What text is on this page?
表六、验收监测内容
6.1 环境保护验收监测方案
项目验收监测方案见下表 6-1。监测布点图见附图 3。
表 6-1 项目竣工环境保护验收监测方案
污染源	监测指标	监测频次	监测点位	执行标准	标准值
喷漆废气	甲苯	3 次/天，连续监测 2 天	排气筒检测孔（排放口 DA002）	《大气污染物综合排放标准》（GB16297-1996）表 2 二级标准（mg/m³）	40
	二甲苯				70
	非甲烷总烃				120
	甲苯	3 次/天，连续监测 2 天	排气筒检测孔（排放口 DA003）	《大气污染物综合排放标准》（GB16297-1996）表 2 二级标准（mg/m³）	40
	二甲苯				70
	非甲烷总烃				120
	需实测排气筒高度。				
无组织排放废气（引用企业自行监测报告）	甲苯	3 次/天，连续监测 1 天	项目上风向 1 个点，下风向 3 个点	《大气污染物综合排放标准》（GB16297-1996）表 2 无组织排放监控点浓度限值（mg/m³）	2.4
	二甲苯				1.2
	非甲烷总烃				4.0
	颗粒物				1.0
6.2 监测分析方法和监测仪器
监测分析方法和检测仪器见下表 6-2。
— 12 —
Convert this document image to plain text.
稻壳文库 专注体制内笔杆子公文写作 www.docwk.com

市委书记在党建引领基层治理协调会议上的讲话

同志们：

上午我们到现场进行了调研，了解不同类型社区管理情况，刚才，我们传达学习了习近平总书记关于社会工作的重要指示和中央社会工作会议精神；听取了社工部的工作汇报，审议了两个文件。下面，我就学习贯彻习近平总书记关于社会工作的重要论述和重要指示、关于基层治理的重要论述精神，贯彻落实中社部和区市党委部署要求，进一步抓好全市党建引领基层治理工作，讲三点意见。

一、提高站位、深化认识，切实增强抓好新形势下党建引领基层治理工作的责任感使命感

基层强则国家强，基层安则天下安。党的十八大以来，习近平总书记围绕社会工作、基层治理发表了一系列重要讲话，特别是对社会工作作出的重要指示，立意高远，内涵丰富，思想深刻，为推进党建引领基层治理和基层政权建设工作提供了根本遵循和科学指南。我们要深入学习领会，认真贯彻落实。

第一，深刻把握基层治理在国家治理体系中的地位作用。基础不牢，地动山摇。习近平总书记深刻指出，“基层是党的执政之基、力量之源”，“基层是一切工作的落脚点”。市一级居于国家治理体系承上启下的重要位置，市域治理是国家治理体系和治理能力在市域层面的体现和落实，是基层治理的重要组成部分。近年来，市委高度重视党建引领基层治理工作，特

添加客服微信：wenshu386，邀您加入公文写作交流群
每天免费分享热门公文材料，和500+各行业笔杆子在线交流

## Aim of the exercise
Give the entries once more, exactly as they appear.

## Answer to this exercise
What text is on this page?
表六、验收监测内容
6.1 环境保护验收监测方案
项目验收监测方案见下表 6-1。监测布点图见附图 3。
表 6-1 项目竣工环境保护验收监测方案
污染源	监测指标	监测频次	监测点位	执行标准	标准值
喷漆废气	甲苯	3 次/天，连续监测 2 天	排气筒检测孔（排放口 DA002）	《大气污染物综合排放标准》（GB16297-1996）表 2 二级标准（mg/m³）	40
	二甲苯				70
	非甲烷总烃				120
	甲苯	3 次/天，连续监测 2 天	排气筒检测孔（排放口 DA003）	《大气污染物综合排放标准》（GB16297-1996）表 2 二级标准（mg/m³）	40
	二甲苯				70
	非甲烷总烃				120
	需实测排气筒高度。				
无组织排放废气（引用企业自行监测报告）	甲苯	3 次/天，连续监测 1 天	项目上风向 1 个点，下风向 3 个点	《大气污染物综合排放标准》（GB16297-1996）表 2 无组织排放监控点浓度限值（mg/m³）	2.4
	二甲苯				1.2
	非甲烷总烃				4.0
	颗粒物				1.0
6.2 监测分析方法和监测仪器
监测分析方法和检测仪器见下表 6-2。
— 12 —
Convert this document image to plain text.
稻壳文库 专注体制内笔杆子公文写作 www.docwk.com

市委书记在党建引领基层治理协调会议上的讲话

同志们：

上午我们到现场进行了调研，了解不同类型社区管理情况，刚才，我们传达学习了习近平总书记关于社会工作的重要指示和中央社会工作会议精神；听取了社工部的工作汇报，审议了两个文件。下面，我就学习贯彻习近平总书记关于社会工作的重要论述和重要指示、关于基层治理的重要论述精神，贯彻落实中社部和区市党委部署要求，进一步抓好全市党建引领基层治理工作，讲三点意见。

一、提高站位、深化认识，切实增强抓好新形势下党建引领基层治理工作的责任感使命感

基层强则国家强，基层安则天下安。党的十八大以来，习近平总书记围绕社会工作、基层治理发表了一系列重要讲话，特别是对社会工作作出的重要指示，立意高远，内涵丰富，思想深刻，为推进党建引领基层治理和基层政权建设工作提供了根本遵循和科学指南。我们要深入学习领会，认真贯彻落实。

第一，深刻把握基层治理在国家治理体系中的地位作用。基础不牢，地动山摇。习近平总书记深刻指出，“基层是党的执政之基、力量之源”，“基层是一切工作的落脚点”。市一级居于国家治理体系承上启下的重要位置，市域治理是国家治理体系和治理能力在市域层面的体现和落实，是基层治理的重要组成部分。近年来，市委高度重视党建引领基层治理工作，特

添加客服微信：wenshu386，邀您加入公文写作交流群
每天免费分享热门公文材料，和500+各行业笔杆子在线交流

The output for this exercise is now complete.